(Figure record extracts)
*****

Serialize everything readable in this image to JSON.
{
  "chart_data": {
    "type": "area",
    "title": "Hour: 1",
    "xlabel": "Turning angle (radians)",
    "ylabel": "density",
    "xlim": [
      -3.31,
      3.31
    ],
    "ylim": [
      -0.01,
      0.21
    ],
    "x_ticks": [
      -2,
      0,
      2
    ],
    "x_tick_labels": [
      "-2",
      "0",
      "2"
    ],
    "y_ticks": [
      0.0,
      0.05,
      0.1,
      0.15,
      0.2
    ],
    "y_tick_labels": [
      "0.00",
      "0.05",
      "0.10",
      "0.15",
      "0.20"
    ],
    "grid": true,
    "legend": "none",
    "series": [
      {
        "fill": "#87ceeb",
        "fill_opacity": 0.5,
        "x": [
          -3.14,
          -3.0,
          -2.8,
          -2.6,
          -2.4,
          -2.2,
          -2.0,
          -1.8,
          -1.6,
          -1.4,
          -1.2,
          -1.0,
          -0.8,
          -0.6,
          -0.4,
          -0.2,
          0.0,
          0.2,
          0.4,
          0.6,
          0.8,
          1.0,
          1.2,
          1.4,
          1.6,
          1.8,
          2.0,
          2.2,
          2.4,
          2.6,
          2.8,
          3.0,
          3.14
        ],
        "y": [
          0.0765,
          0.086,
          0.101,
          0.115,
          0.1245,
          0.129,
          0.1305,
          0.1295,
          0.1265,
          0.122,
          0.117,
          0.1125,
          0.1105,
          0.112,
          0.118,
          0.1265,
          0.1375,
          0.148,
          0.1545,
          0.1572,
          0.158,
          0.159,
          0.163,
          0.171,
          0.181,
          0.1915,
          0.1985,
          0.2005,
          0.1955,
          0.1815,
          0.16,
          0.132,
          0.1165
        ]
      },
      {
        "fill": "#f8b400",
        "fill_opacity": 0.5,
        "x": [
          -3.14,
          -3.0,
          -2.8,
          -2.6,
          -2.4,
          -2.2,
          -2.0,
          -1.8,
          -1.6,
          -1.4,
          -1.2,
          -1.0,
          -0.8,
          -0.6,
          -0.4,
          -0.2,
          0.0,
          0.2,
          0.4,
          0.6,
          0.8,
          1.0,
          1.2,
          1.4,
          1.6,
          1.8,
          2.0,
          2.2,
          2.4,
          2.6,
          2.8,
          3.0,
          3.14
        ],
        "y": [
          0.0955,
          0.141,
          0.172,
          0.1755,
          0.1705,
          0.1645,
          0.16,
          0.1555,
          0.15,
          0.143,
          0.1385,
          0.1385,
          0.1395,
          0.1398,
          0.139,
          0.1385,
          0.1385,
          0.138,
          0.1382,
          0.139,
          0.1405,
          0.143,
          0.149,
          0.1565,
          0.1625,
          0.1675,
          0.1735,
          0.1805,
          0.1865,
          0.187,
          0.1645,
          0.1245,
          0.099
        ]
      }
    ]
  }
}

*****

» TASK OBJECTIVE:
All the entries above need to be reproduced exactly.

» ANSWER TO THE EXERCISE:
Serialize everything readable in this image to JSON.
{
  "chart_data": {
    "type": "area",
    "title": "Hour: 1",
    "xlabel": "Turning angle (radians)",
    "ylabel": "density",
    "xlim": [
      -3.31,
      3.31
    ],
    "ylim": [
      -0.01,
      0.21
    ],
    "x_ticks": [
      -2,
      0,
      2
    ],
    "x_tick_labels": [
      "-2",
      "0",
      "2"
    ],
    "y_ticks": [
      0.0,
      0.05,
      0.1,
      0.15,
      0.2
    ],
    "y_tick_labels": [
      "0.00",
      "0.05",
      "0.10",
      "0.15",
      "0.20"
    ],
    "grid": true,
    "legend": "none",
    "series": [
      {
        "fill": "#87ceeb",
        "fill_opacity": 0.5,
        "x": [
          -3.14,
          -3.0,
          -2.8,
          -2.6,
          -2.4,
          -2.2,
          -2.0,
          -1.8,
          -1.6,
          -1.4,
          -1.2,
          -1.0,
          -0.8,
          -0.6,
          -0.4,
          -0.2,
          0.0,
          0.2,
          0.4,
          0.6,
          0.8,
          1.0,
          1.2,
          1.4,
          1.6,
          1.8,
          2.0,
          2.2,
          2.4,
          2.6,
          2.8,
          3.0,
          3.14
        ],
        "y": [
          0.0765,
          0.086,
          0.101,
          0.115,
          0.1245,
          0.129,
          0.1305,
          0.1295,
          0.1265,
          0.122,
          0.117,
          0.1125,
          0.1105,
          0.112,
          0.118,
          0.1265,
          0.1375,
          0.148,
          0.1545,
          0.1572,
          0.158,
          0.159,
          0.163,
          0.171,
          0.181,
          0.1915,
          0.1985,
          0.2005,
          0.1955,
          0.1815,
          0.16,
          0.132,
          0.1165
        ]
      },
      {
        "fill": "#f8b400",
        "fill_opacity": 0.5,
        "x": [
          -3.14,
          -3.0,
          -2.8,
          -2.6,
          -2.4,
          -2.2,
          -2.0,
          -1.8,
          -1.6,
          -1.4,
          -1.2,
          -1.0,
          -0.8,
          -0.6,
          -0.4,
          -0.2,
          0.0,
          0.2,
          0.4,
          0.6,
          0.8,
          1.0,
          1.2,
          1.4,
          1.6,
          1.8,
          2.0,
          2.2,
          2.4,
          2.6,
          2.8,
          3.0,
          3.14
        ],
        "y": [
          0.0955,
          0.141,
          0.172,
          0.1755,
          0.1705,
          0.1645,
          0.16,
          0.1555,
          0.15,
          0.143,
          0.1385,
          0.1385,
          0.1395,
          0.1398,
          0.139,
          0.1385,
          0.1385,
          0.138,
          0.1382,
          0.139,
          0.1405,
          0.143,
          0.149,
          0.1565,
          0.1625,
          0.1675,
          0.1735,
          0.1805,
          0.1865,
          0.187,
          0.1645,
          0.1245,
          0.099
        ]
      }
    ]
  }
}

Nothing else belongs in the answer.